In the entries below, find every line with "have" and copy it.

⟨

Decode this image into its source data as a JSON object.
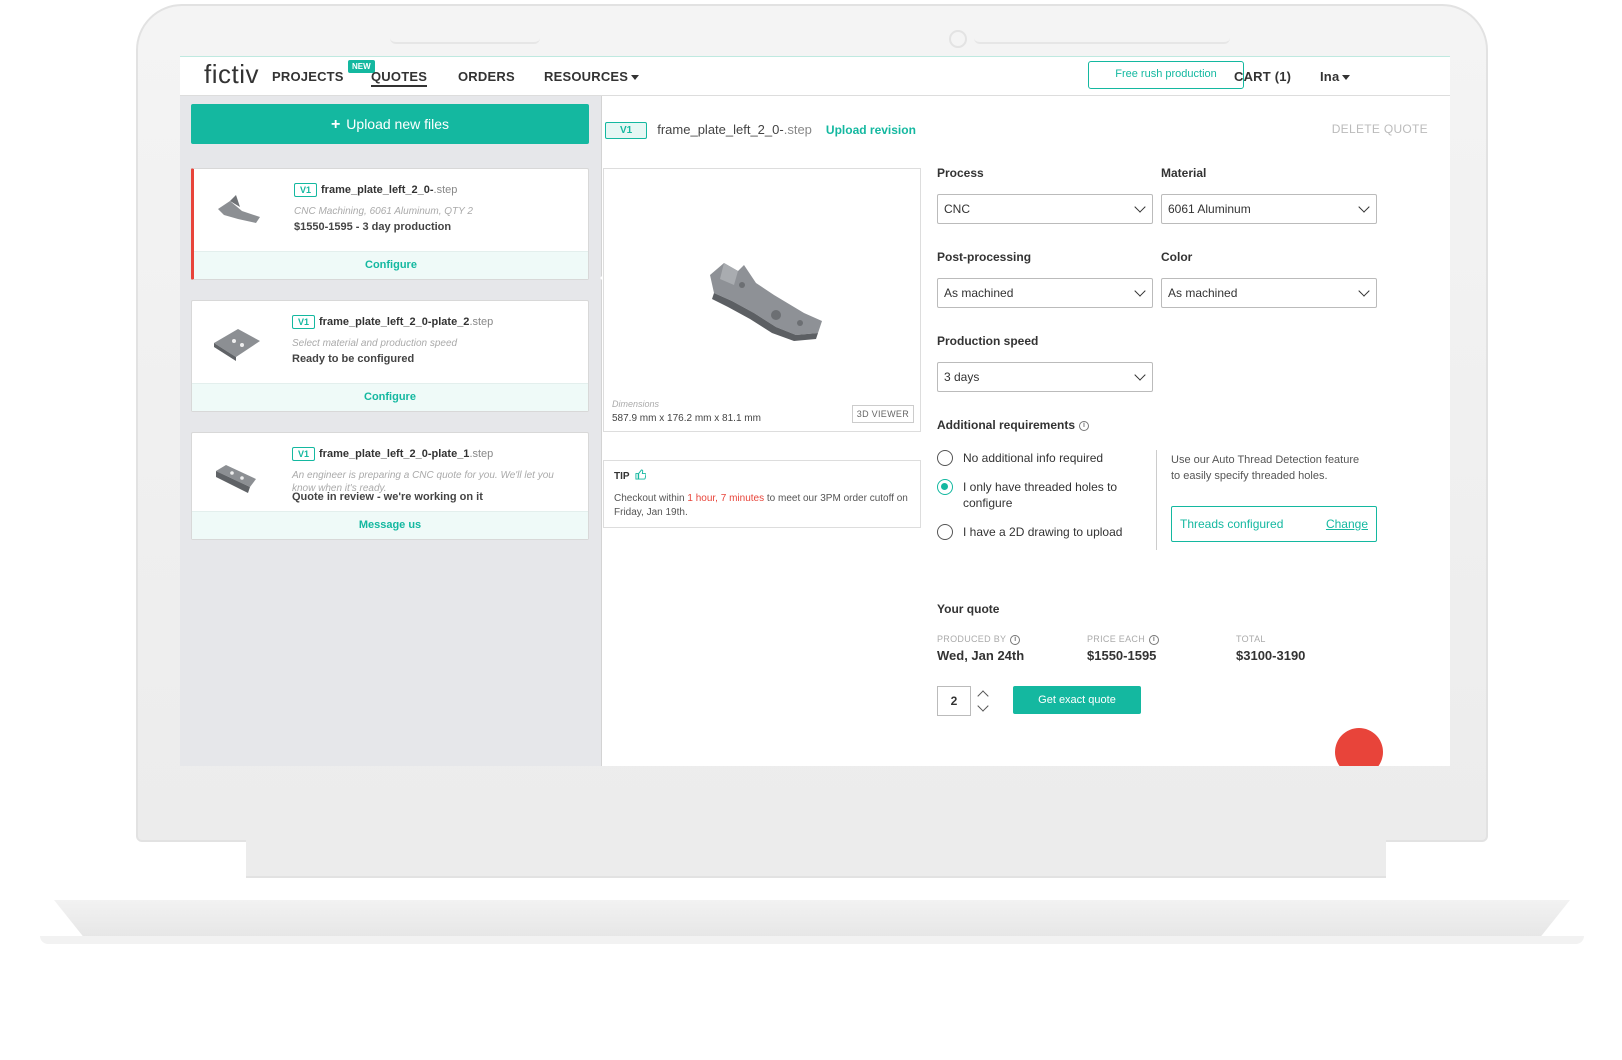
{
  "nav": {
    "logo": "fictiv",
    "projects": "PROJECTS",
    "new_badge": "NEW",
    "quotes": "QUOTES",
    "orders": "ORDERS",
    "resources": "RESOURCES",
    "rush_button": "Free rush production",
    "cart": "CART (1)",
    "user": "Ina"
  },
  "sidebar": {
    "upload_button": "Upload new files",
    "files": [
      {
        "version": "V1",
        "name": "frame_plate_left_2_0-",
        "ext": ".step",
        "subtitle": "CNC Machining, 6061 Aluminum, QTY 2",
        "status": "$1550-1595 - 3 day production",
        "action": "Configure"
      },
      {
        "version": "V1",
        "name": "frame_plate_left_2_0-plate_2",
        "ext": ".step",
        "subtitle": "Select material and production speed",
        "status": "Ready to be configured",
        "action": "Configure"
      },
      {
        "version": "V1",
        "name": "frame_plate_left_2_0-plate_1",
        "ext": ".step",
        "subtitle": "An engineer is preparing a CNC quote for you. We'll let you know when it's ready.",
        "status": "Quote in review - we're working on it",
        "action": "Message us"
      }
    ]
  },
  "detail": {
    "version": "V1",
    "filename": "frame_plate_left_2_0-",
    "ext": ".step",
    "upload_revision": "Upload revision",
    "delete_quote": "DELETE QUOTE",
    "dimensions_label": "Dimensions",
    "dimensions_value": "587.9 mm x 176.2 mm x 81.1 mm",
    "viewer_button": "3D VIEWER",
    "tip": {
      "title": "TIP",
      "text_before": "Checkout within ",
      "highlight": "1 hour, 7 minutes",
      "text_after": " to meet our 3PM order cutoff on Friday, Jan 19th."
    }
  },
  "config": {
    "process_label": "Process",
    "process_value": "CNC",
    "material_label": "Material",
    "material_value": "6061 Aluminum",
    "postproc_label": "Post-processing",
    "postproc_value": "As machined",
    "color_label": "Color",
    "color_value": "As machined",
    "speed_label": "Production speed",
    "speed_value": "3 days",
    "requirements_label": "Additional requirements",
    "requirements": [
      {
        "label": "No additional info required",
        "checked": false
      },
      {
        "label": "I only have threaded holes to configure",
        "checked": true
      },
      {
        "label": "I have a 2D drawing to upload",
        "checked": false
      }
    ],
    "thread_help": "Use our Auto Thread Detection feature to easily specify threaded holes.",
    "threads_status": "Threads configured",
    "threads_change": "Change"
  },
  "quote": {
    "title": "Your quote",
    "produced_by_label": "PRODUCED BY",
    "produced_by_value": "Wed, Jan 24th",
    "price_each_label": "PRICE EACH",
    "price_each_value": "$1550-1595",
    "total_label": "TOTAL",
    "total_value": "$3100-3190",
    "quantity": "2",
    "exact_quote_button": "Get exact quote"
  },
  "colors": {
    "accent": "#14b8a0",
    "alert": "#e8443a"
  }
}
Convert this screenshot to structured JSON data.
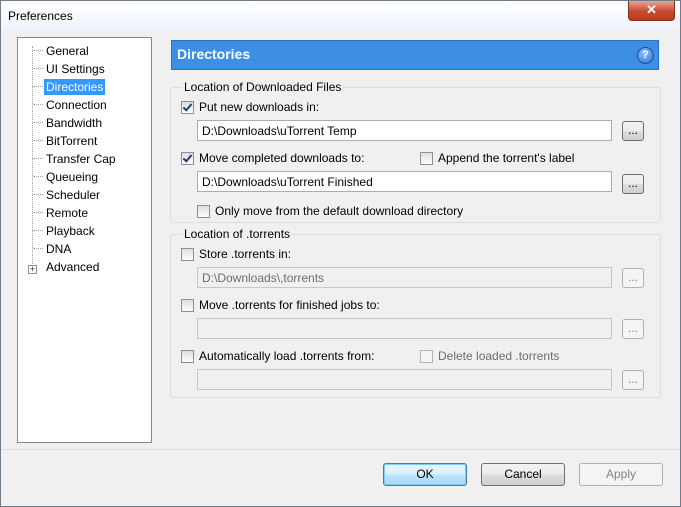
{
  "window": {
    "title": "Preferences",
    "close_label": "✕"
  },
  "sidebar": {
    "items": [
      {
        "label": "General"
      },
      {
        "label": "UI Settings"
      },
      {
        "label": "Directories"
      },
      {
        "label": "Connection"
      },
      {
        "label": "Bandwidth"
      },
      {
        "label": "BitTorrent"
      },
      {
        "label": "Transfer Cap"
      },
      {
        "label": "Queueing"
      },
      {
        "label": "Scheduler"
      },
      {
        "label": "Remote"
      },
      {
        "label": "Playback"
      },
      {
        "label": "DNA"
      },
      {
        "label": "Advanced"
      }
    ],
    "selected": "Directories",
    "expander_glyph": "+"
  },
  "panel": {
    "title": "Directories",
    "help_glyph": "?"
  },
  "downloaded": {
    "group_label": "Location of Downloaded Files",
    "put_new_label": "Put new downloads in:",
    "put_new_checked": true,
    "put_new_path": "D:\\Downloads\\uTorrent Temp",
    "move_completed_label": "Move completed downloads to:",
    "move_completed_checked": true,
    "append_label": "Append the torrent's label",
    "append_checked": false,
    "move_completed_path": "D:\\Downloads\\uTorrent Finished",
    "only_move_label": "Only move from the default download directory",
    "only_move_checked": false
  },
  "torrents": {
    "group_label": "Location of .torrents",
    "store_label": "Store .torrents in:",
    "store_checked": false,
    "store_path": "D:\\Downloads\\,torrents",
    "move_finished_label": "Move .torrents for finished jobs to:",
    "move_finished_checked": false,
    "move_finished_path": "",
    "autoload_label": "Automatically load .torrents from:",
    "autoload_checked": false,
    "delete_loaded_label": "Delete loaded .torrents",
    "delete_loaded_checked": false,
    "autoload_path": ""
  },
  "browse_label": "...",
  "buttons": {
    "ok": "OK",
    "cancel": "Cancel",
    "apply": "Apply"
  }
}
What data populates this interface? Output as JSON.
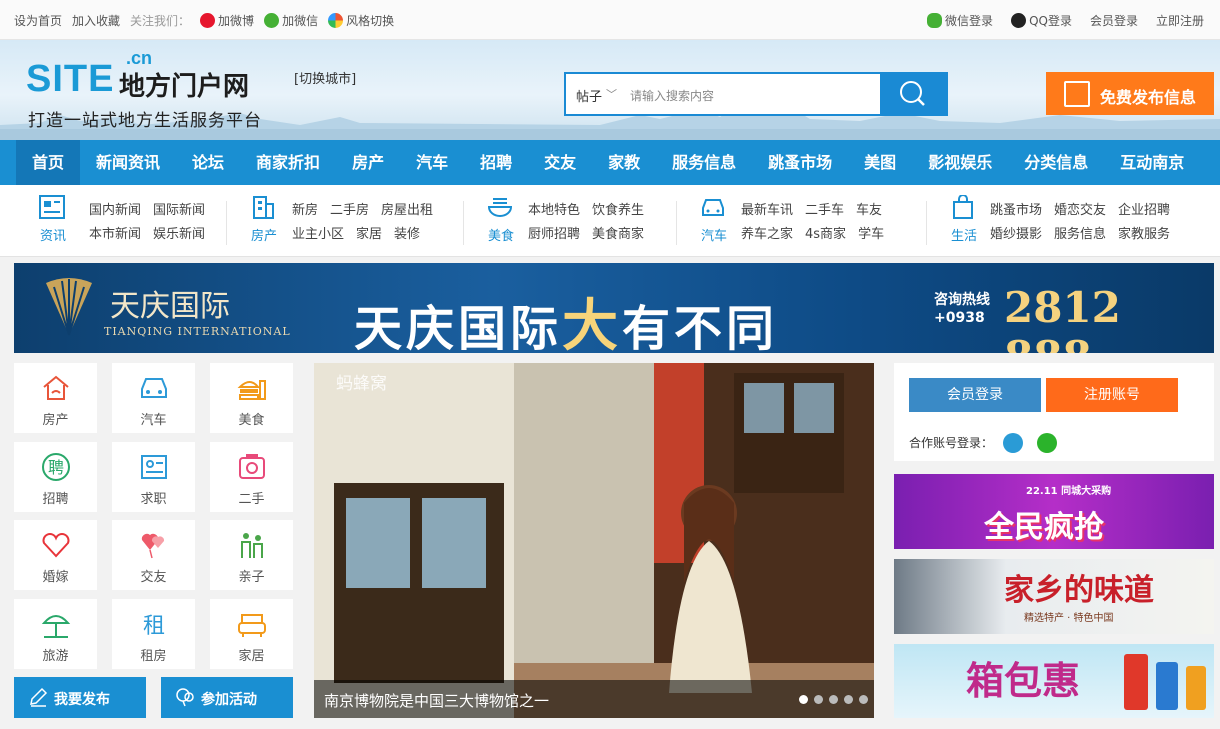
{
  "topbar": {
    "set_home": "设为首页",
    "add_favorite": "加入收藏",
    "follow_us": "关注我们：",
    "add_weibo": "加微博",
    "add_wechat": "加微信",
    "style_switch": "风格切换",
    "wechat_login": "微信登录",
    "qq_login": "QQ登录",
    "member_login": "会员登录",
    "register_now": "立即注册"
  },
  "header": {
    "logo_site": "SITE",
    "logo_cn": ".cn",
    "logo_name": "地方门户网",
    "switch_city": "[切换城市]",
    "slogan": "打造一站式地方生活服务平台",
    "search_category": "帖子",
    "search_placeholder": "请输入搜索内容",
    "publish_button": "免费发布信息"
  },
  "nav": {
    "items": [
      "首页",
      "新闻资讯",
      "论坛",
      "商家折扣",
      "房产",
      "汽车",
      "招聘",
      "交友",
      "家教",
      "服务信息",
      "跳蚤市场",
      "美图",
      "影视娱乐",
      "分类信息",
      "互动南京"
    ]
  },
  "subnav": {
    "groups": [
      {
        "label": "资讯",
        "icon": "news-icon",
        "row1": [
          "国内新闻",
          "国际新闻"
        ],
        "row2": [
          "本市新闻",
          "娱乐新闻"
        ]
      },
      {
        "label": "房产",
        "icon": "building-icon",
        "row1": [
          "新房",
          "二手房",
          "房屋出租"
        ],
        "row2": [
          "业主小区",
          "家居",
          "装修"
        ]
      },
      {
        "label": "美食",
        "icon": "food-bowl-icon",
        "row1": [
          "本地特色",
          "饮食养生"
        ],
        "row2": [
          "厨师招聘",
          "美食商家"
        ]
      },
      {
        "label": "汽车",
        "icon": "car-icon",
        "row1": [
          "最新车讯",
          "二手车",
          "车友"
        ],
        "row2": [
          "养车之家",
          "4s商家",
          "学车"
        ]
      },
      {
        "label": "生活",
        "icon": "shopping-bag-icon",
        "row1": [
          "跳蚤市场",
          "婚恋交友",
          "企业招聘"
        ],
        "row2": [
          "婚纱摄影",
          "服务信息",
          "家教服务"
        ]
      }
    ]
  },
  "banner": {
    "brand_cn": "天庆国际",
    "brand_en": "TIANQING INTERNATIONAL",
    "headline_pre": "天庆国际",
    "headline_big": "大",
    "headline_post": "有不同",
    "hotline_label": "咨询热线",
    "hotline_prefix": "+0938",
    "hotline_number": "2812 888"
  },
  "categories": [
    {
      "label": "房产",
      "icon": "house-icon",
      "color": "#e8553a"
    },
    {
      "label": "汽车",
      "icon": "car-icon",
      "color": "#2d9ad8"
    },
    {
      "label": "美食",
      "icon": "burger-icon",
      "color": "#f29a1a"
    },
    {
      "label": "招聘",
      "icon": "hire-icon",
      "color": "#2aa86a"
    },
    {
      "label": "求职",
      "icon": "id-card-icon",
      "color": "#2d9ad8"
    },
    {
      "label": "二手",
      "icon": "camera-icon",
      "color": "#e84a7a"
    },
    {
      "label": "婚嫁",
      "icon": "heart-icon",
      "color": "#e8343a"
    },
    {
      "label": "交友",
      "icon": "balloons-icon",
      "color": "#ee5a6a"
    },
    {
      "label": "亲子",
      "icon": "family-icon",
      "color": "#4aa64a"
    },
    {
      "label": "旅游",
      "icon": "beach-umbrella-icon",
      "color": "#2aa86a"
    },
    {
      "label": "租房",
      "icon": "rent-icon",
      "color": "#2d9ad8"
    },
    {
      "label": "家居",
      "icon": "sofa-icon",
      "color": "#f29a1a"
    }
  ],
  "actions": {
    "publish": "我要发布",
    "join_activity": "参加活动"
  },
  "slider": {
    "watermark": "蚂蜂窝",
    "caption": "南京博物院是中国三大博物馆之一",
    "dots": 5,
    "active_dot": 1
  },
  "login": {
    "member_login": "会员登录",
    "register": "注册账号",
    "partner_login": "合作账号登录："
  },
  "ads": {
    "ad1_text": "全民疯抢",
    "ad1_small": "22.11 同城大采购",
    "ad2_text": "家乡的味道",
    "ad2_small": "精选特产 · 特色中国",
    "ad3_text": "箱包惠"
  },
  "colors": {
    "primary": "#1a8fd2",
    "orange": "#ff7a1a",
    "member_blue": "#3a8ac6",
    "register_orange": "#ff6a1a"
  }
}
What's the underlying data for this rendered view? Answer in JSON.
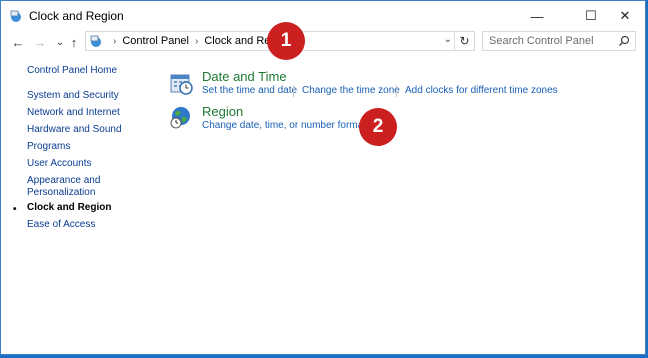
{
  "window": {
    "title": "Clock and Region",
    "minimize": "—",
    "maximize": "☐",
    "close": "✕"
  },
  "nav": {
    "back": "←",
    "forward": "→",
    "recent": "⌄",
    "up": "↑"
  },
  "address": {
    "crumbs": [
      "Control Panel",
      "Clock and Region"
    ],
    "separator": "›",
    "dropdown": "⌄",
    "refresh": "↻"
  },
  "search": {
    "placeholder": "Search Control Panel"
  },
  "sidebar": {
    "home": "Control Panel Home",
    "items": [
      "System and Security",
      "Network and Internet",
      "Hardware and Sound",
      "Programs",
      "User Accounts",
      "Appearance and",
      "Personalization",
      "Clock and Region",
      "Ease of Access"
    ],
    "active_bullet": "•"
  },
  "categories": {
    "datetime": {
      "title": "Date and Time",
      "links": [
        "Set the time and date",
        "Change the time zone",
        "Add clocks for different time zones"
      ]
    },
    "region": {
      "title": "Region",
      "links": [
        "Change date, time, or number formats"
      ]
    }
  },
  "markers": [
    "1",
    "2"
  ],
  "colors": {
    "category_title": "#1e7a34",
    "link": "#1a5fb4",
    "marker": "#cc1f1f",
    "desktop": "#1a6fc4"
  }
}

⟩

> _Written response_:
        "label": "I only have threaded holes to configure",
        "label": "I have a 2D drawing to upload",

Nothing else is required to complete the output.